Goal of the exercise
Return exactly the span of lines that opens with the line containing "What does this" and closes with the last line of the data, inclusive.

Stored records
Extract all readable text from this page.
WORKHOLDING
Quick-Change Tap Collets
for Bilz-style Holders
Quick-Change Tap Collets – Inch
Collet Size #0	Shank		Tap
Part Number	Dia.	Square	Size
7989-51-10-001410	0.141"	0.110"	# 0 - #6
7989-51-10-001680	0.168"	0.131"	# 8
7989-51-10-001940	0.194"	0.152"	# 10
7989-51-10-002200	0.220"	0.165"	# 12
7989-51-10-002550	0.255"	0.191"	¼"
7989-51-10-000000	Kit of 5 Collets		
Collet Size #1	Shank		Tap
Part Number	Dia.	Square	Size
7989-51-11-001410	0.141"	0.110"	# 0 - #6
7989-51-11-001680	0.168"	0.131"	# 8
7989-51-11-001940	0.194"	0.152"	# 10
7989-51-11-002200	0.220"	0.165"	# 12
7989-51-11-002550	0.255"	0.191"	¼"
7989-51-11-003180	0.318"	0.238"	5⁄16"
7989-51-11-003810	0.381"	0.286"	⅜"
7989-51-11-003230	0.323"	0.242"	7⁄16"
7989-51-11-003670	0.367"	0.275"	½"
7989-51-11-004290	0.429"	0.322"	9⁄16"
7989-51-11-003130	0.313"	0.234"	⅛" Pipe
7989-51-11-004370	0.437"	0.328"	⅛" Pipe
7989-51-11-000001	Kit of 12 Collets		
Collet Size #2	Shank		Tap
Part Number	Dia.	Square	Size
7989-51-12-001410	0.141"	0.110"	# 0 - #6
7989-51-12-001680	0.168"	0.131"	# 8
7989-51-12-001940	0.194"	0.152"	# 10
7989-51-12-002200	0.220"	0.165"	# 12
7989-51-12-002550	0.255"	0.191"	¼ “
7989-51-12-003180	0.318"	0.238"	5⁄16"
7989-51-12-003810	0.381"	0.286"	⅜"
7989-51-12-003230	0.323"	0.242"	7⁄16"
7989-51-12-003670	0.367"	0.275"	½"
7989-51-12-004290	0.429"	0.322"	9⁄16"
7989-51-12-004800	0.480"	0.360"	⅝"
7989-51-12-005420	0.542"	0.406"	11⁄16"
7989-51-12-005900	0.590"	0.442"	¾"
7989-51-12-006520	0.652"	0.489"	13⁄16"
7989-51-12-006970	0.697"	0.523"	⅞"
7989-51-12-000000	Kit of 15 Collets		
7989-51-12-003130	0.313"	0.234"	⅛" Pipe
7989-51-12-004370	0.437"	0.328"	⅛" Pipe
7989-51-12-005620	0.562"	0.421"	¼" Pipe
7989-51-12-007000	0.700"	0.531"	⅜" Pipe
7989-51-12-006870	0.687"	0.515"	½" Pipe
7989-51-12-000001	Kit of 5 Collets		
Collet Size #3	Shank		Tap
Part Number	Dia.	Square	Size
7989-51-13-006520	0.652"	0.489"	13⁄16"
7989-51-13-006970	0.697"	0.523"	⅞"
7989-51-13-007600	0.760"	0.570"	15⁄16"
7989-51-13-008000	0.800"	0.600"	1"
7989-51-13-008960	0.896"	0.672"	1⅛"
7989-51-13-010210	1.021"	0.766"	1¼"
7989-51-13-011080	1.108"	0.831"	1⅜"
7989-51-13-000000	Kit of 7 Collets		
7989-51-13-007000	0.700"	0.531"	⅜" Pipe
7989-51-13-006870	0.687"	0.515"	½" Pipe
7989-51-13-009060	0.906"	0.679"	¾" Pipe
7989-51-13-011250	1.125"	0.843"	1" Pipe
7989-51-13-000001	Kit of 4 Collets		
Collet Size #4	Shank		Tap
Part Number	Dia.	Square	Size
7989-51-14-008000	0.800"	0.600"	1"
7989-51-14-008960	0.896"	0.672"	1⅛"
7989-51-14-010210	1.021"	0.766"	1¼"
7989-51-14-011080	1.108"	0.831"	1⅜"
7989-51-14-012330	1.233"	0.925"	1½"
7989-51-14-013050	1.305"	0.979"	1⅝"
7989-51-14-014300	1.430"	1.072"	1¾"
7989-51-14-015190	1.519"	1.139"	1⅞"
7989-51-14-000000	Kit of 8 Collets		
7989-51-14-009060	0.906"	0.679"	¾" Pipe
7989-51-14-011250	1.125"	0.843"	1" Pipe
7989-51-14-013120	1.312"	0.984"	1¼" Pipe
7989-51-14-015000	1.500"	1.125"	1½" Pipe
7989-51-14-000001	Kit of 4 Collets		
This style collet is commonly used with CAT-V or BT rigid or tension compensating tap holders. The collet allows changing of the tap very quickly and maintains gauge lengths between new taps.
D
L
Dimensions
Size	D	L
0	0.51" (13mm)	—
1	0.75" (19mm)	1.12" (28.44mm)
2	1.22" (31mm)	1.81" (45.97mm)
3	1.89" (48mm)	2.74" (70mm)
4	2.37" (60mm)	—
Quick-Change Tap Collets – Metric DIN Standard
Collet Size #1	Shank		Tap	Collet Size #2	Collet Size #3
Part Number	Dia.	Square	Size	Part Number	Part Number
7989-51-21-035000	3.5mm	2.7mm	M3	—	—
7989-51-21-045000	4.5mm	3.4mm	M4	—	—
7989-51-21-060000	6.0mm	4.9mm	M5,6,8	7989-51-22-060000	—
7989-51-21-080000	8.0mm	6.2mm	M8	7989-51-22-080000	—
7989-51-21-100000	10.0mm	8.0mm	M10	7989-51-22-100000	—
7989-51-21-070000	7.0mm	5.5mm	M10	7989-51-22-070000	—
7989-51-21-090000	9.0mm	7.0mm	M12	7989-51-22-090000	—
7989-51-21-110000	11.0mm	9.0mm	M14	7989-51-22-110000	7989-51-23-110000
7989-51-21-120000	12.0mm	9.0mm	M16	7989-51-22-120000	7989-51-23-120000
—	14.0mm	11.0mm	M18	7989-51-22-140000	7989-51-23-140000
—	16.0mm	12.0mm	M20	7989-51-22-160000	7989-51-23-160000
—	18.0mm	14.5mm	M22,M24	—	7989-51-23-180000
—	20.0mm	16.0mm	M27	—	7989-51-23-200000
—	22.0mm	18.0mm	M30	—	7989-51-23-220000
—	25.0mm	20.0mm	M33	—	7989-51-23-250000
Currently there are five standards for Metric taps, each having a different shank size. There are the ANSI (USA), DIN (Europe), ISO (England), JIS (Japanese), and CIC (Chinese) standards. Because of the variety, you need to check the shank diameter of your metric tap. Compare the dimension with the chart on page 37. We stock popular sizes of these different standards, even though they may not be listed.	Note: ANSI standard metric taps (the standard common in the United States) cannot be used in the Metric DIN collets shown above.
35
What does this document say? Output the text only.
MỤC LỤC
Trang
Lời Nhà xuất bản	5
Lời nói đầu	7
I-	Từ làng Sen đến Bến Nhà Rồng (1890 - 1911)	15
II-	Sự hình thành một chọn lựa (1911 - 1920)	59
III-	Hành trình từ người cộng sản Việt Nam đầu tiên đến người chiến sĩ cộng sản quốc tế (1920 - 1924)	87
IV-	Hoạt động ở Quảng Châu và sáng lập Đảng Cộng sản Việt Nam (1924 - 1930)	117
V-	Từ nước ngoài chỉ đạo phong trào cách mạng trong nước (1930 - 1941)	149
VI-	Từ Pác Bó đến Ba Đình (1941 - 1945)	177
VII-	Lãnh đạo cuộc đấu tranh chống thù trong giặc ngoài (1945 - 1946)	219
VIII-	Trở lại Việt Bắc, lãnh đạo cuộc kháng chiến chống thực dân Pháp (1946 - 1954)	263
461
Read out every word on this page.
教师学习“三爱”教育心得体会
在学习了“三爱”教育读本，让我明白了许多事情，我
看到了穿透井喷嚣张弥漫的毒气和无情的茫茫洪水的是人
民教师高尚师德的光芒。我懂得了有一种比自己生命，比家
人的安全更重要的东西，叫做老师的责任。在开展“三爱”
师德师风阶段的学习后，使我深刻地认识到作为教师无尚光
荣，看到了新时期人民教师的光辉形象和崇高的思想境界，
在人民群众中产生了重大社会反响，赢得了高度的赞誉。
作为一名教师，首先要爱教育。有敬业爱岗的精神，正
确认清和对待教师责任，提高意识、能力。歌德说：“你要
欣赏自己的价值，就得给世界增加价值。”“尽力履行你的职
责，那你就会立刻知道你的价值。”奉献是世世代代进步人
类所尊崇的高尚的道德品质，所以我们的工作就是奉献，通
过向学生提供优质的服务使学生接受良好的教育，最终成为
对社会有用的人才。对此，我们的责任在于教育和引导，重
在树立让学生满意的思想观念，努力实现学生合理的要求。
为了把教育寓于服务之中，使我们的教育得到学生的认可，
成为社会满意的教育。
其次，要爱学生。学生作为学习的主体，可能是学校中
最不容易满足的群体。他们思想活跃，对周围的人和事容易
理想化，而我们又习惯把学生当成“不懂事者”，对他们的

Written response
What does this document say? Output the text only.
MỤC LỤC
Trang
Lời Nhà xuất bản	5
Lời nói đầu	7
I-	Từ làng Sen đến Bến Nhà Rồng (1890 - 1911)	15
II-	Sự hình thành một chọn lựa (1911 - 1920)	59
III-	Hành trình từ người cộng sản Việt Nam đầu tiên đến người chiến sĩ cộng sản quốc tế (1920 - 1924)	87
IV-	Hoạt động ở Quảng Châu và sáng lập Đảng Cộng sản Việt Nam (1924 - 1930)	117
V-	Từ nước ngoài chỉ đạo phong trào cách mạng trong nước (1930 - 1941)	149
VI-	Từ Pác Bó đến Ba Đình (1941 - 1945)	177
VII-	Lãnh đạo cuộc đấu tranh chống thù trong giặc ngoài (1945 - 1946)	219
VIII-	Trở lại Việt Bắc, lãnh đạo cuộc kháng chiến chống thực dân Pháp (1946 - 1954)	263
461
Read out every word on this page.
教师学习“三爱”教育心得体会
在学习了“三爱”教育读本，让我明白了许多事情，我
看到了穿透井喷嚣张弥漫的毒气和无情的茫茫洪水的是人
民教师高尚师德的光芒。我懂得了有一种比自己生命，比家
人的安全更重要的东西，叫做老师的责任。在开展“三爱”
师德师风阶段的学习后，使我深刻地认识到作为教师无尚光
荣，看到了新时期人民教师的光辉形象和崇高的思想境界，
在人民群众中产生了重大社会反响，赢得了高度的赞誉。
作为一名教师，首先要爱教育。有敬业爱岗的精神，正
确认清和对待教师责任，提高意识、能力。歌德说：“你要
欣赏自己的价值，就得给世界增加价值。”“尽力履行你的职
责，那你就会立刻知道你的价值。”奉献是世世代代进步人
类所尊崇的高尚的道德品质，所以我们的工作就是奉献，通
过向学生提供优质的服务使学生接受良好的教育，最终成为
对社会有用的人才。对此，我们的责任在于教育和引导，重
在树立让学生满意的思想观念，努力实现学生合理的要求。
为了把教育寓于服务之中，使我们的教育得到学生的认可，
成为社会满意的教育。
其次，要爱学生。学生作为学习的主体，可能是学校中
最不容易满足的群体。他们思想活跃，对周围的人和事容易
理想化，而我们又习惯把学生当成“不懂事者”，对他们的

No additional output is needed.